PROBLEM DESCRIPTION:
Write out every line of the listing below word for word, leaving out the pictures.

Stored records
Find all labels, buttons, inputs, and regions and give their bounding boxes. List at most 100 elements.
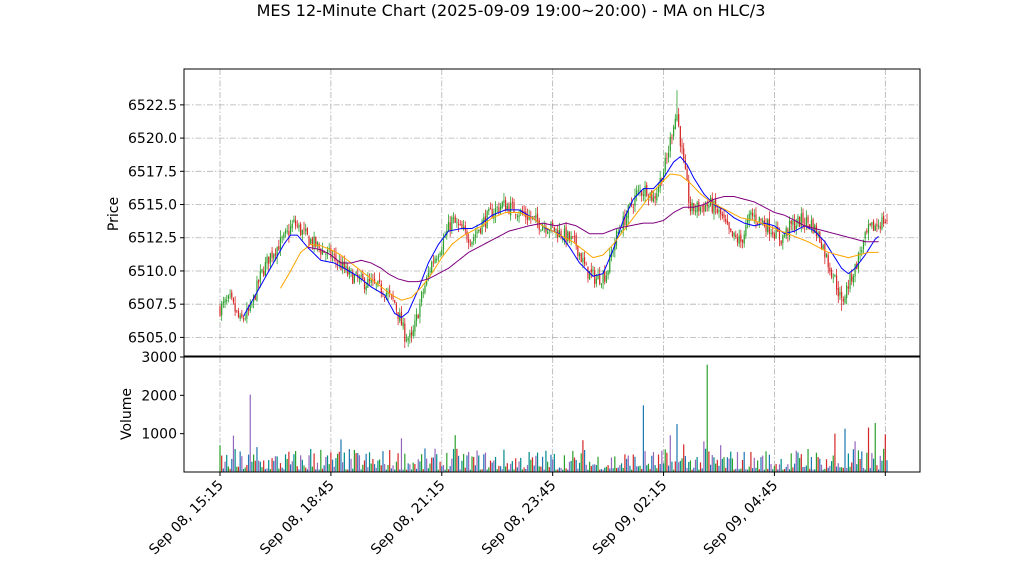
candle-body <box>427 272 429 278</box>
volume-bar <box>384 464 386 472</box>
volume-bar <box>646 465 648 472</box>
volume-bar <box>578 462 581 472</box>
candle-body <box>852 276 855 283</box>
volume-bar <box>330 452 332 472</box>
candle-body <box>394 300 396 303</box>
candle-body <box>736 237 739 243</box>
volume-bar <box>343 452 345 472</box>
volume-bar <box>671 461 673 472</box>
volume-bar <box>847 453 849 472</box>
volume-bar <box>303 465 305 472</box>
volume-bar <box>340 439 342 472</box>
candle-body <box>337 262 339 264</box>
candle-body <box>264 262 266 276</box>
price-y-tick-label: 6507.5 <box>128 297 177 313</box>
candle-body <box>300 224 302 235</box>
candle-body <box>575 235 577 246</box>
ma-slow-line <box>307 196 879 283</box>
volume-bar <box>320 449 322 472</box>
volume-bar <box>321 468 324 472</box>
candle-body <box>489 208 492 210</box>
candle-body <box>881 217 883 230</box>
volume-bar <box>489 460 492 472</box>
volume-bar <box>874 422 876 472</box>
volume-bar <box>767 468 769 472</box>
candle-body <box>494 207 497 216</box>
candle-body <box>594 270 596 284</box>
volume-bar <box>587 469 589 472</box>
candle-body <box>629 203 631 205</box>
volume-bar <box>397 453 399 472</box>
candle-body <box>673 127 675 137</box>
volume-bar <box>879 455 881 472</box>
volume-bar <box>659 464 661 472</box>
candle-body <box>410 332 413 336</box>
volume-bar <box>590 466 592 472</box>
candle-body <box>847 286 849 289</box>
candle-body <box>313 236 315 247</box>
volume-bar <box>572 450 574 472</box>
candle-body <box>511 202 513 204</box>
candle-body <box>565 226 567 242</box>
volume-bar <box>338 451 340 472</box>
candle-body <box>286 230 288 232</box>
candle-body <box>506 205 508 211</box>
price-grid <box>184 69 920 356</box>
candle-body <box>320 249 322 255</box>
volume-y-label: Volume <box>119 388 135 440</box>
volume-bar <box>834 433 836 472</box>
volume-bar <box>770 463 772 472</box>
volume-bar <box>614 456 616 472</box>
candle-body <box>370 279 372 283</box>
volume-bar <box>452 449 455 472</box>
candle-body <box>400 311 403 326</box>
volume-bar <box>728 458 730 472</box>
volume-bar <box>802 467 804 472</box>
volume-bar <box>698 469 700 472</box>
price-candles <box>219 90 888 349</box>
candle-body <box>298 224 300 228</box>
volume-y-tick-label: 3000 <box>141 350 177 366</box>
volume-bar <box>296 466 298 472</box>
candle-body <box>449 222 451 231</box>
volume-bar <box>674 461 676 472</box>
candle-body <box>436 258 438 261</box>
candle-body <box>720 207 722 215</box>
candle-body <box>333 254 335 255</box>
candle-body <box>404 323 406 342</box>
volume-bar <box>736 452 739 472</box>
volume-bar <box>810 457 813 472</box>
candle-body <box>800 213 802 226</box>
candle-body <box>644 185 646 197</box>
volume-bar <box>656 468 658 472</box>
volume-bar <box>518 461 520 472</box>
volume-bar <box>404 453 406 472</box>
price-y-label: Price <box>106 197 122 231</box>
volume-bar <box>362 464 364 472</box>
candle-body <box>762 220 764 223</box>
candle-body <box>871 221 873 226</box>
volume-bar <box>441 466 443 472</box>
volume-bar <box>310 449 312 472</box>
volume-bar <box>488 467 490 472</box>
candle-body <box>483 217 485 222</box>
candle-body <box>740 234 742 242</box>
candle-body <box>758 216 760 222</box>
candle-body <box>792 220 794 225</box>
candle-body <box>830 269 833 278</box>
candle-body <box>457 224 460 225</box>
volume-bar <box>419 461 421 472</box>
candle-body <box>259 270 261 282</box>
moving-averages <box>243 155 879 319</box>
candle-body <box>602 272 604 283</box>
candle-body <box>842 298 844 302</box>
volume-bar <box>342 462 344 472</box>
volume-bar <box>647 463 650 472</box>
candle-body <box>308 236 310 246</box>
x-tick-label: Sep 09, 02:15 <box>590 478 671 559</box>
candle-body <box>622 216 624 231</box>
candle-body <box>731 231 734 237</box>
volume-bar <box>415 468 418 472</box>
candle-body <box>723 214 725 218</box>
volume-bar <box>629 465 631 472</box>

THE COMPLETED TASK:
Find all labels, buttons, inputs, and regions and give their bounding boxes. List at most 100 elements.
candle-body <box>427 272 429 278</box>
volume-bar <box>384 464 386 472</box>
volume-bar <box>646 465 648 472</box>
volume-bar <box>578 462 581 472</box>
candle-body <box>852 276 855 283</box>
volume-bar <box>330 452 332 472</box>
candle-body <box>394 300 396 303</box>
candle-body <box>736 237 739 243</box>
volume-bar <box>343 452 345 472</box>
volume-bar <box>671 461 673 472</box>
volume-bar <box>847 453 849 472</box>
volume-bar <box>303 465 305 472</box>
volume-bar <box>340 439 342 472</box>
candle-body <box>337 262 339 264</box>
candle-body <box>264 262 266 276</box>
price-y-tick-label: 6507.5 <box>128 297 177 313</box>
candle-body <box>300 224 302 235</box>
candle-body <box>575 235 577 246</box>
ma-slow-line <box>307 196 879 283</box>
volume-bar <box>320 449 322 472</box>
volume-bar <box>321 468 324 472</box>
candle-body <box>489 208 492 210</box>
candle-body <box>881 217 883 230</box>
volume-bar <box>489 460 492 472</box>
volume-bar <box>874 422 876 472</box>
volume-bar <box>767 468 769 472</box>
candle-body <box>494 207 497 216</box>
candle-body <box>594 270 596 284</box>
volume-bar <box>587 469 589 472</box>
candle-body <box>629 203 631 205</box>
volume-bar <box>397 453 399 472</box>
candle-body <box>673 127 675 137</box>
volume-bar <box>879 455 881 472</box>
volume-bar <box>659 464 661 472</box>
candle-body <box>410 332 413 336</box>
volume-bar <box>590 466 592 472</box>
candle-body <box>847 286 849 289</box>
candle-body <box>313 236 315 247</box>
volume-bar <box>572 450 574 472</box>
candle-body <box>511 202 513 204</box>
candle-body <box>565 226 567 242</box>
volume-bar <box>338 451 340 472</box>
candle-body <box>286 230 288 232</box>
candle-body <box>506 205 508 211</box>
price-grid <box>184 69 920 356</box>
candle-body <box>320 249 322 255</box>
volume-y-label: Volume <box>119 388 135 440</box>
volume-bar <box>834 433 836 472</box>
volume-bar <box>770 463 772 472</box>
volume-bar <box>614 456 616 472</box>
candle-body <box>370 279 372 283</box>
volume-bar <box>452 449 455 472</box>
candle-body <box>400 311 403 326</box>
volume-bar <box>728 458 730 472</box>
volume-bar <box>802 467 804 472</box>
volume-bar <box>698 469 700 472</box>
price-candles <box>219 90 888 349</box>
candle-body <box>298 224 300 228</box>
volume-y-tick-label: 3000 <box>141 350 177 366</box>
volume-bar <box>296 466 298 472</box>
candle-body <box>449 222 451 231</box>
volume-bar <box>674 461 676 472</box>
candle-body <box>436 258 438 261</box>
candle-body <box>720 207 722 215</box>
candle-body <box>333 254 335 255</box>
candle-body <box>404 323 406 342</box>
volume-bar <box>736 452 739 472</box>
volume-bar <box>810 457 813 472</box>
candle-body <box>800 213 802 226</box>
candle-body <box>644 185 646 197</box>
volume-bar <box>656 468 658 472</box>
volume-bar <box>518 461 520 472</box>
volume-bar <box>404 453 406 472</box>
price-y-label: Price <box>106 197 122 231</box>
volume-bar <box>362 464 364 472</box>
candle-body <box>762 220 764 223</box>
candle-body <box>871 221 873 226</box>
volume-bar <box>441 466 443 472</box>
volume-bar <box>310 449 312 472</box>
volume-bar <box>488 467 490 472</box>
candle-body <box>483 217 485 222</box>
candle-body <box>740 234 742 242</box>
candle-body <box>758 216 760 222</box>
candle-body <box>792 220 794 225</box>
candle-body <box>830 269 833 278</box>
candle-body <box>457 224 460 225</box>
volume-bar <box>419 461 421 472</box>
candle-body <box>259 270 261 282</box>
moving-averages <box>243 155 879 319</box>
candle-body <box>602 272 604 283</box>
candle-body <box>842 298 844 302</box>
volume-bar <box>342 462 344 472</box>
volume-bar <box>647 463 650 472</box>
candle-body <box>308 236 310 246</box>
x-tick-label: Sep 09, 02:15 <box>590 478 671 559</box>
candle-body <box>622 216 624 231</box>
candle-body <box>731 231 734 237</box>
volume-bar <box>415 468 418 472</box>
candle-body <box>723 214 725 218</box>
volume-bar <box>629 465 631 472</box>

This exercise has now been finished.